Written request> Repeat the material below exactly, with no pictures.

════

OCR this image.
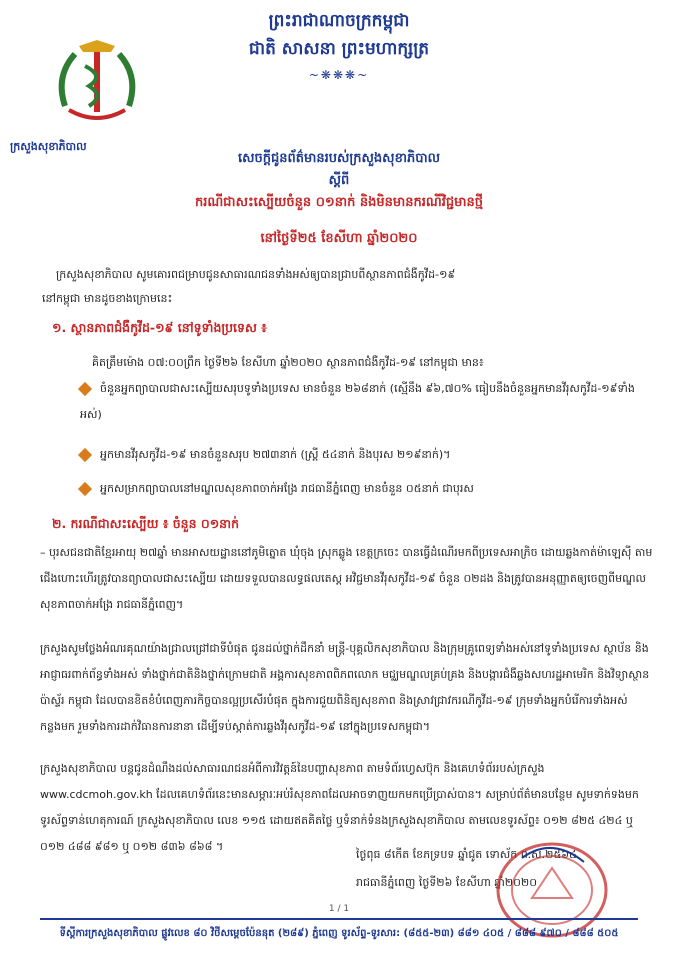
ព្រះរាជាណាចក្រកម្ពុជា
ជាតិ សាសនា ព្រះមហាក្សត្រ
~❋❋❋~
ក្រសួងសុខាភិបាល
សេចក្តីជូនព័ត៌មានរបស់ក្រសួងសុខាភិបាល
ស្តីពី
ករណីជាសះស្បើយចំនួន ០១នាក់ និងមិនមានករណីវិជ្ជមានថ្មី
នៅថ្ងៃទី២៥ ខែសីហា ឆ្នាំ២០២០
ក្រសួងសុខាភិបាល សូមគោរពជម្រាបជូនសាធារណជនទាំងអស់ឲ្យបានជ្រាបពីស្ថានភាពជំងឺកូវីដ-១៩
នៅកម្ពុជា មានដូចខាងក្រោមនេះ
១. ស្ថានភាពជំងឺកូវីដ-១៩ នៅទូទាំងប្រទេស ៖
គិតត្រឹមម៉ោង ០៧:០០ព្រឹក ថ្ងៃទី២៦ ខែសីហា ឆ្នាំ២០២០ ស្ថានភាពជំងឺកូវីដ-១៩ នៅកម្ពុជា មាន៖
ចំនួនអ្នកព្យាបាលជាសះស្បើយសរុបទូទាំងប្រទេស មានចំនួន ២៦៨នាក់ (ស្មើនឹង ៩៦,៧០% ធៀបនឹងចំនួនអ្នកមានវីរុសកូវីដ-១៩ទាំងអស់)
អ្នកមានវីរុសកូវីដ-១៩ មានចំនួនសរុប ២៧៣នាក់ (ស្ត្រី ៥៤នាក់ និងបុរស ២១៩នាក់)។
អ្នកសម្រាកព្យាបាលនៅមណ្ឌលសុខភាពចាក់អង្រែ រាជធានីភ្នំពេញ មានចំនួន ០៥នាក់ ជាបុរស
២. ករណីជាសះស្បើយ ៖ ចំនួន ០១នាក់
– បុរសជនជាតិខ្មែរអាយុ ២៧ឆ្នាំ មានអាសយដ្ឋាននៅភូមិត្នោត ឃុំចុង ស្រុកឆ្លូង ខេត្តក្រចេះ បានធ្វើដំណើរមកពីប្រទេសអាភ្រិច ដោយឆ្លងកាត់ម៉ាឡេស៊ី តាមជើងហោះហើរត្រូវបានព្យាបាលជាសះស្បើយ ដោយទទួលបានលទ្ធផលតេស្ត អវិជ្ជមានវីរុសកូវីដ-១៩ ចំនួន ០២ដង និងត្រូវបានអនុញ្ញាតឲ្យចេញពីមណ្ឌលសុខភាពចាក់អង្រែ រាជធានីភ្នំពេញ។
ក្រសួងសូមថ្លែងអំណរគុណយ៉ាងជ្រាលជ្រៅជាទីបំផុត ជូនដល់ថ្នាក់ដឹកនាំ មន្ត្រី-បុគ្គលិកសុខាភិបាល និងក្រុមគ្រូពេទ្យទាំងអស់នៅទូទាំងប្រទេស ស្ថាប័ន និងអាជ្ញាធរពាក់ព័ន្ធទាំងអស់ ទាំងថ្នាក់ជាតិនិងថ្នាក់ក្រោមជាតិ អង្គការសុខភាពពិភពលោក មជ្ឈមណ្ឌលគ្រប់គ្រង និងបង្ការជំងឺឆ្លងសហរដ្ឋអាមេរិក និងវិទ្យាស្ថានប៉ាស្ទ័រ កម្ពុជា ដែលបានខិតខំបំពេញភារកិច្ចបានល្អប្រសើរបំផុត ក្នុងការជួយពិនិត្យសុខភាព និងស្រាវជ្រាវករណីកូវីដ-១៩ ក្រុមទាំងអ្នកបំរើការទាំងអស់កន្លងមក រួមទាំងការដាក់វិធានការនានា ដើម្បីទប់ស្កាត់ការឆ្លងវីរុសកូវីដ-១៩ នៅក្នុងប្រទេសកម្ពុជា។
ក្រសួងសុខាភិបាល បន្តជូនដំណឹងដល់សាធារណជនអំពីការវិវត្តន៍នៃបញ្ហាសុខភាព តាមទំព័រហ្វេសប៊ុក និងគេហទំព័ររបស់ក្រសួង www.cdcmoh.gov.kh ដែលគេហទំព័រនេះមានសម្ភារៈអប់រំសុខភាពដែលអាចទាញយកមកប្រើប្រាស់បាន។ សម្រាប់ព័ត៌មានបន្ថែម សូមទាក់ទងមកទូរស័ព្ទទាន់ហេតុការណ៍ ក្រសួងសុខាភិបាល លេខ ១១៥ ដោយឥតគិតថ្លៃ ឬទំនាក់ទំនងក្រសួងសុខាភិបាល តាមលេខទូរស័ព្ទ៖ ០១២ ៨២៥ ៤២៤ ឬ ០១២ ៤៨៨ ៩៨១ ឬ ០១២ ៨៣៦ ៨៦៨ ។
ថ្ងៃពុធ ៨កើត ខែភទ្របទ ឆ្នាំជូត ទោស័ក ព.ស.២៥៦៤
រាជធានីភ្នំពេញ ថ្ងៃទី២៦ ខែសីហា ឆ្នាំ២០២០
1 / 1
ទីស្តីការក្រសួងសុខាភិបាល ផ្លូវលេខ ៨០ វិថីសម្តេចប៉ែននុត (២៨៩) ភ្នំពេញ ទូរស័ព្ទ-ទូរសារ: (៨៥៥-២៣) ៨៨១ ៤០៥ / ៨៨៨ ៩៧០ / ៨៨៨ ៥០៥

════

Task answer>
OCR this image.
ព្រះរាជាណាចក្រកម្ពុជា
ជាតិ សាសនា ព្រះមហាក្សត្រ
~❋❋❋~
ក្រសួងសុខាភិបាល
សេចក្តីជូនព័ត៌មានរបស់ក្រសួងសុខាភិបាល
ស្តីពី
ករណីជាសះស្បើយចំនួន ០១នាក់ និងមិនមានករណីវិជ្ជមានថ្មី
នៅថ្ងៃទី២៥ ខែសីហា ឆ្នាំ២០២០
ក្រសួងសុខាភិបាល សូមគោរពជម្រាបជូនសាធារណជនទាំងអស់ឲ្យបានជ្រាបពីស្ថានភាពជំងឺកូវីដ-១៩
នៅកម្ពុជា មានដូចខាងក្រោមនេះ
១. ស្ថានភាពជំងឺកូវីដ-១៩ នៅទូទាំងប្រទេស ៖
គិតត្រឹមម៉ោង ០៧:០០ព្រឹក ថ្ងៃទី២៦ ខែសីហា ឆ្នាំ២០២០ ស្ថានភាពជំងឺកូវីដ-១៩ នៅកម្ពុជា មាន៖
ចំនួនអ្នកព្យាបាលជាសះស្បើយសរុបទូទាំងប្រទេស មានចំនួន ២៦៨នាក់ (ស្មើនឹង ៩៦,៧០% ធៀបនឹងចំនួនអ្នកមានវីរុសកូវីដ-១៩ទាំងអស់)
អ្នកមានវីរុសកូវីដ-១៩ មានចំនួនសរុប ២៧៣នាក់ (ស្ត្រី ៥៤នាក់ និងបុរស ២១៩នាក់)។
អ្នកសម្រាកព្យាបាលនៅមណ្ឌលសុខភាពចាក់អង្រែ រាជធានីភ្នំពេញ មានចំនួន ០៥នាក់ ជាបុរស
២. ករណីជាសះស្បើយ ៖ ចំនួន ០១នាក់
– បុរសជនជាតិខ្មែរអាយុ ២៧ឆ្នាំ មានអាសយដ្ឋាននៅភូមិត្នោត ឃុំចុង ស្រុកឆ្លូង ខេត្តក្រចេះ បានធ្វើដំណើរមកពីប្រទេសអាភ្រិច ដោយឆ្លងកាត់ម៉ាឡេស៊ី តាមជើងហោះហើរត្រូវបានព្យាបាលជាសះស្បើយ ដោយទទួលបានលទ្ធផលតេស្ត អវិជ្ជមានវីរុសកូវីដ-១៩ ចំនួន ០២ដង និងត្រូវបានអនុញ្ញាតឲ្យចេញពីមណ្ឌលសុខភាពចាក់អង្រែ រាជធានីភ្នំពេញ។
ក្រសួងសូមថ្លែងអំណរគុណយ៉ាងជ្រាលជ្រៅជាទីបំផុត ជូនដល់ថ្នាក់ដឹកនាំ មន្ត្រី-បុគ្គលិកសុខាភិបាល និងក្រុមគ្រូពេទ្យទាំងអស់នៅទូទាំងប្រទេស ស្ថាប័ន និងអាជ្ញាធរពាក់ព័ន្ធទាំងអស់ ទាំងថ្នាក់ជាតិនិងថ្នាក់ក្រោមជាតិ អង្គការសុខភាពពិភពលោក មជ្ឈមណ្ឌលគ្រប់គ្រង និងបង្ការជំងឺឆ្លងសហរដ្ឋអាមេរិក និងវិទ្យាស្ថានប៉ាស្ទ័រ កម្ពុជា ដែលបានខិតខំបំពេញភារកិច្ចបានល្អប្រសើរបំផុត ក្នុងការជួយពិនិត្យសុខភាព និងស្រាវជ្រាវករណីកូវីដ-១៩ ក្រុមទាំងអ្នកបំរើការទាំងអស់កន្លងមក រួមទាំងការដាក់វិធានការនានា ដើម្បីទប់ស្កាត់ការឆ្លងវីរុសកូវីដ-១៩ នៅក្នុងប្រទេសកម្ពុជា។
ក្រសួងសុខាភិបាល បន្តជូនដំណឹងដល់សាធារណជនអំពីការវិវត្តន៍នៃបញ្ហាសុខភាព តាមទំព័រហ្វេសប៊ុក និងគេហទំព័ររបស់ក្រសួង www.cdcmoh.gov.kh ដែលគេហទំព័រនេះមានសម្ភារៈអប់រំសុខភាពដែលអាចទាញយកមកប្រើប្រាស់បាន។ សម្រាប់ព័ត៌មានបន្ថែម សូមទាក់ទងមកទូរស័ព្ទទាន់ហេតុការណ៍ ក្រសួងសុខាភិបាល លេខ ១១៥ ដោយឥតគិតថ្លៃ ឬទំនាក់ទំនងក្រសួងសុខាភិបាល តាមលេខទូរស័ព្ទ៖ ០១២ ៨២៥ ៤២៤ ឬ ០១២ ៤៨៨ ៩៨១ ឬ ០១២ ៨៣៦ ៨៦៨ ។
ថ្ងៃពុធ ៨កើត ខែភទ្របទ ឆ្នាំជូត ទោស័ក ព.ស.២៥៦៤
រាជធានីភ្នំពេញ ថ្ងៃទី២៦ ខែសីហា ឆ្នាំ២០២០
1 / 1
ទីស្តីការក្រសួងសុខាភិបាល ផ្លូវលេខ ៨០ វិថីសម្តេចប៉ែននុត (២៨៩) ភ្នំពេញ ទូរស័ព្ទ-ទូរសារ: (៨៥៥-២៣) ៨៨១ ៤០៥ / ៨៨៨ ៩៧០ / ៨៨៨ ៥០៥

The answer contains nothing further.